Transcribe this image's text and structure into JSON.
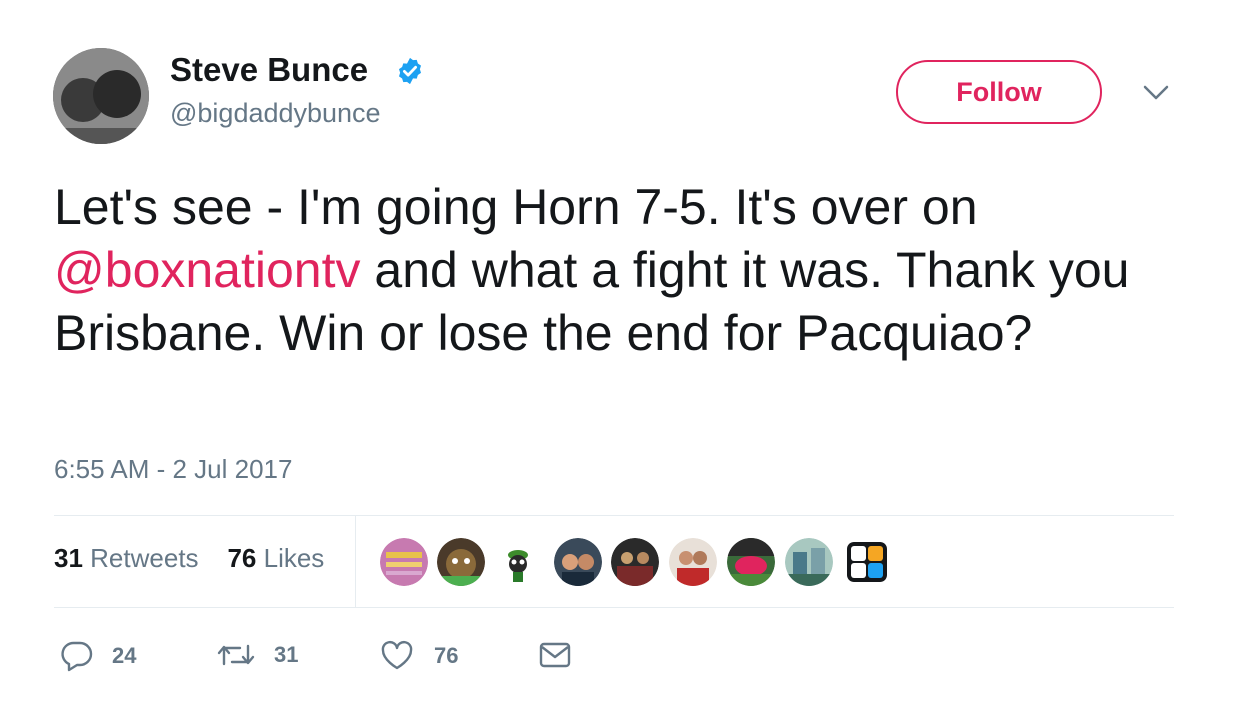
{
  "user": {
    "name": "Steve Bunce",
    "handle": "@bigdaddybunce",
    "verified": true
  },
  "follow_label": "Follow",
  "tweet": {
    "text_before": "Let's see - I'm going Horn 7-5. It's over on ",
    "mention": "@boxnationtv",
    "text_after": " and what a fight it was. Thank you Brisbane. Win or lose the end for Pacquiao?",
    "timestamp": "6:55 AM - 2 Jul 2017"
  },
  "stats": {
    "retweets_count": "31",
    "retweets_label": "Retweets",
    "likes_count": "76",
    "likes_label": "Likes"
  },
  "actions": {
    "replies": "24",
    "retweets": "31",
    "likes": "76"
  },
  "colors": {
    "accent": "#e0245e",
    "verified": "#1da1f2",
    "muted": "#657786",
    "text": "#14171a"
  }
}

────────

Leave out the pictures and repeat everything else in the records exactly.

## OUTPUT OF THE TASK
Transcribe this image's text and structure into JSON.
{
  "user": {
    "name": "Steve Bunce",
    "handle": "@bigdaddybunce",
    "verified": true
  },
  "follow_label": "Follow",
  "tweet": {
    "text_before": "Let's see - I'm going Horn 7-5. It's over on ",
    "mention": "@boxnationtv",
    "text_after": " and what a fight it was. Thank you Brisbane. Win or lose the end for Pacquiao?",
    "timestamp": "6:55 AM - 2 Jul 2017"
  },
  "stats": {
    "retweets_count": "31",
    "retweets_label": "Retweets",
    "likes_count": "76",
    "likes_label": "Likes"
  },
  "actions": {
    "replies": "24",
    "retweets": "31",
    "likes": "76"
  },
  "colors": {
    "accent": "#e0245e",
    "verified": "#1da1f2",
    "muted": "#657786",
    "text": "#14171a"
  }
}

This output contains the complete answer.